(Instruction)
Records follow. Copy every line with "Мельничук".

─── Listed entries

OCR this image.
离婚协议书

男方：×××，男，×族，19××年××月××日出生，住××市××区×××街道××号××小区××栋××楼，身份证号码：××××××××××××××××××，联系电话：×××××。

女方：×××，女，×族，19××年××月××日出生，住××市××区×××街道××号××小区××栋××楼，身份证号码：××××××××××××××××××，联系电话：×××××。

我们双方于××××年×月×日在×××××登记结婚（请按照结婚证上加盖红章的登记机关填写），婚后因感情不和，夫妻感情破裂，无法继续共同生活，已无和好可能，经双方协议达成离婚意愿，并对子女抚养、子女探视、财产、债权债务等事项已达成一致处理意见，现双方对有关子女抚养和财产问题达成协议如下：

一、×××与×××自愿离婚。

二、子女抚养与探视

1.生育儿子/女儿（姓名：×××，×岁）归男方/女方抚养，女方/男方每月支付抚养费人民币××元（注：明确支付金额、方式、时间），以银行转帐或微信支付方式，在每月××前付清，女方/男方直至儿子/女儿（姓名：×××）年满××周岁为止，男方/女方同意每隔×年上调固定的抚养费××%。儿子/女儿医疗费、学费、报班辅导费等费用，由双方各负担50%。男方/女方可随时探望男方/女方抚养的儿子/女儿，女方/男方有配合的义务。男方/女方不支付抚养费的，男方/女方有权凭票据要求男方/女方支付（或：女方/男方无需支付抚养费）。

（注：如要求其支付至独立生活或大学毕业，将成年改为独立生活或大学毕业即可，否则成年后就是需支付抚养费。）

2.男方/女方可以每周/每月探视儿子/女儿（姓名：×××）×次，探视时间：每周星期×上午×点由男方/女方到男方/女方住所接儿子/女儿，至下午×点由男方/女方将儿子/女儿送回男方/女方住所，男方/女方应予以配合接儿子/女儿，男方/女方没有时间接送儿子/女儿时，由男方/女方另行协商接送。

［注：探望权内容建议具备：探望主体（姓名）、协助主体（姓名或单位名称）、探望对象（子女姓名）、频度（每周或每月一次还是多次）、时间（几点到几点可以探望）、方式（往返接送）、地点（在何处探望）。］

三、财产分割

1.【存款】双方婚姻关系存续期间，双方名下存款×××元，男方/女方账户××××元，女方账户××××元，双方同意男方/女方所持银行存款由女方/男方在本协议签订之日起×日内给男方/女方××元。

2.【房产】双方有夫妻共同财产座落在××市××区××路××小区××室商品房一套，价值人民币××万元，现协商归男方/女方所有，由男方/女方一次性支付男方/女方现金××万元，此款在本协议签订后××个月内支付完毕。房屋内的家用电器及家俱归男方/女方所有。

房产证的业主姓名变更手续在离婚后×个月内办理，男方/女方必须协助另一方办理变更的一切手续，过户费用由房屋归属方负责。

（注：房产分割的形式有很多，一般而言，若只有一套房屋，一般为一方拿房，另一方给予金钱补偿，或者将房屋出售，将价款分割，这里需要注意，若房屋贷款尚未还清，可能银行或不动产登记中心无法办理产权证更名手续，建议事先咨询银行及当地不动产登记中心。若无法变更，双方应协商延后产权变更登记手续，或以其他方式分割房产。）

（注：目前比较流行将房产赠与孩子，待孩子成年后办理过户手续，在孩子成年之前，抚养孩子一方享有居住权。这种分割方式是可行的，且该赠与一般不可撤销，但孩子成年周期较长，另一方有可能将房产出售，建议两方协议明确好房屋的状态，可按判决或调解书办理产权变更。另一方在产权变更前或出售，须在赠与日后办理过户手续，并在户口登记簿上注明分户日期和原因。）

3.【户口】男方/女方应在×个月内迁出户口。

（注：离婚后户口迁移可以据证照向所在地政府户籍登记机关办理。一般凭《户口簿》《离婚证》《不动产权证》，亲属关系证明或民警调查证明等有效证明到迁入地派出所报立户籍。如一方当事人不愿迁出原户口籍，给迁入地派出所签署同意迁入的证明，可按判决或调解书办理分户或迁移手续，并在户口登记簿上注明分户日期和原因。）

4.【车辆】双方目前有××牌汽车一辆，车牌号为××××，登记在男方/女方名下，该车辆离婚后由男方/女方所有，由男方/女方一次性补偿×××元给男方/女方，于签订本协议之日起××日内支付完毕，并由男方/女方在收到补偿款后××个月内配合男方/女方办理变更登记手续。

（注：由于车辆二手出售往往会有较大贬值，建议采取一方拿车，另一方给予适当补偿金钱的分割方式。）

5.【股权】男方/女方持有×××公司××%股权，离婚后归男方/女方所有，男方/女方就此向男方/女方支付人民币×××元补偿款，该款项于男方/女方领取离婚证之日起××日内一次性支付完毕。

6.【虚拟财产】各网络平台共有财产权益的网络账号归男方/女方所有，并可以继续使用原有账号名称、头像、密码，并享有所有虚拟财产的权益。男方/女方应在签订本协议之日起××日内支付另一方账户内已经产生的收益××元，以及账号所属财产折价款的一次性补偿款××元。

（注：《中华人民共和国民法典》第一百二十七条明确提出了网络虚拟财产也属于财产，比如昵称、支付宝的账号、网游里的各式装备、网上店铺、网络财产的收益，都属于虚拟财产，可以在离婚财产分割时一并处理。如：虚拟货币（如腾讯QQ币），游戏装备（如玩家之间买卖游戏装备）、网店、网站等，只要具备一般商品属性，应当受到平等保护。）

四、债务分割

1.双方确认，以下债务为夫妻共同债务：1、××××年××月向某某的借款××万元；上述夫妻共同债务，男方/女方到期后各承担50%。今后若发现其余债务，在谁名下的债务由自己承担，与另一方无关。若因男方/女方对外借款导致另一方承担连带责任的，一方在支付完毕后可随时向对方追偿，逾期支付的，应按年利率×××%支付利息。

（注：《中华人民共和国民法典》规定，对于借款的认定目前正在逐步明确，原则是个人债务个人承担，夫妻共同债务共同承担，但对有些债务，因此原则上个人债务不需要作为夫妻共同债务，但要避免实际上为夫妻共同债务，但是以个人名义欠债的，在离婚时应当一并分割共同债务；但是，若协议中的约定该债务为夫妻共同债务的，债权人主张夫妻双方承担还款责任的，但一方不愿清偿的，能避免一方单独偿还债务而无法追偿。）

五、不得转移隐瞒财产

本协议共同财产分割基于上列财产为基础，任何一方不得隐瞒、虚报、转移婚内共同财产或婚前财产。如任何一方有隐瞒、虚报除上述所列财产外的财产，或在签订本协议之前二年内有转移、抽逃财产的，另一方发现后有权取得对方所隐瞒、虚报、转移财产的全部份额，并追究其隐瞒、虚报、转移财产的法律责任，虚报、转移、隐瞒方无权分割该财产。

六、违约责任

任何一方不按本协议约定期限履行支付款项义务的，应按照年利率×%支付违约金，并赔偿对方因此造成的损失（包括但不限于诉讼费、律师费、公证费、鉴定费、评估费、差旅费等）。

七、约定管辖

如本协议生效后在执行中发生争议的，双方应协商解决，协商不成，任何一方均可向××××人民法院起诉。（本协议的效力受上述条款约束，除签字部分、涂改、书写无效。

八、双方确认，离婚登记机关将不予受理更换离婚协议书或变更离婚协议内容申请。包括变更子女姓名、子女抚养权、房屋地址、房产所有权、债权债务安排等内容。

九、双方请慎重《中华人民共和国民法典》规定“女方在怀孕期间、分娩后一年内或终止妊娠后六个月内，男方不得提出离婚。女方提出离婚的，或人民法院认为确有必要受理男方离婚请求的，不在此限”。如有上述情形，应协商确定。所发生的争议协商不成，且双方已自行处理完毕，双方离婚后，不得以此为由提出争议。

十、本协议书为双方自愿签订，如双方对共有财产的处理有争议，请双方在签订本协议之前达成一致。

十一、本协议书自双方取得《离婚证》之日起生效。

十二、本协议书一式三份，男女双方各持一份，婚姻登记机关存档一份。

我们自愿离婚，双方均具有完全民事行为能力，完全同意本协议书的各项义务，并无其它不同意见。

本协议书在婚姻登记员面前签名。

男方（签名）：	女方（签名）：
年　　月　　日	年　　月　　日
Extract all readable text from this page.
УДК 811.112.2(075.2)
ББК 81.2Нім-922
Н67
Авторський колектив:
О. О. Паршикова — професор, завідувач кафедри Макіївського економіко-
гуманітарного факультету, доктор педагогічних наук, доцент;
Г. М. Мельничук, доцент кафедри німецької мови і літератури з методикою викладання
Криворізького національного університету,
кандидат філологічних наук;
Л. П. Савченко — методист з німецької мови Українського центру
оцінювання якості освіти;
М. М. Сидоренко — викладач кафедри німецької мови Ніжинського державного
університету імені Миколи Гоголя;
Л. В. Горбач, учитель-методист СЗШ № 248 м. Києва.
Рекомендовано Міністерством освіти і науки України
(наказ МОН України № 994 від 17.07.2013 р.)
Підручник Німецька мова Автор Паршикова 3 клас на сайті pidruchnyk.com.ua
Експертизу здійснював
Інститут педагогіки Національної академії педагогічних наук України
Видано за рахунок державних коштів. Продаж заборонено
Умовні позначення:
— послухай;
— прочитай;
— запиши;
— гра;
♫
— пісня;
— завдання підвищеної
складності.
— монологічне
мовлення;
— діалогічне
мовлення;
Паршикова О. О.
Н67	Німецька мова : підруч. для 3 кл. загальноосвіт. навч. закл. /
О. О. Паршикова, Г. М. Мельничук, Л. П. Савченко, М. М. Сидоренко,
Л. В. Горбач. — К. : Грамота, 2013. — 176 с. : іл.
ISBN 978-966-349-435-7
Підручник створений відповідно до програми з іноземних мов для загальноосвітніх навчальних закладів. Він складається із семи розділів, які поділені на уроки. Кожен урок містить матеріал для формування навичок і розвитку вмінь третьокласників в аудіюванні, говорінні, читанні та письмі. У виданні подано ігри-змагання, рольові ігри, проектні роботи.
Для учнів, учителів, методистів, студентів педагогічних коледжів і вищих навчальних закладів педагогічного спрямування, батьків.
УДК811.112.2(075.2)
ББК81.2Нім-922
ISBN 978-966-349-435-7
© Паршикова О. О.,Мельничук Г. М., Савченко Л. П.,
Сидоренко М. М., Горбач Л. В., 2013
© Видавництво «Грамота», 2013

──────

(Exercise answer)
Г. М. Мельничук, доцент кафедри німецької мови і літератури з методикою викладання
О. О. Паршикова, Г. М. Мельничук, Л. П. Савченко, М. М. Сидоренко,
© Паршикова О. О.,Мельничук Г. М., Савченко Л. П.,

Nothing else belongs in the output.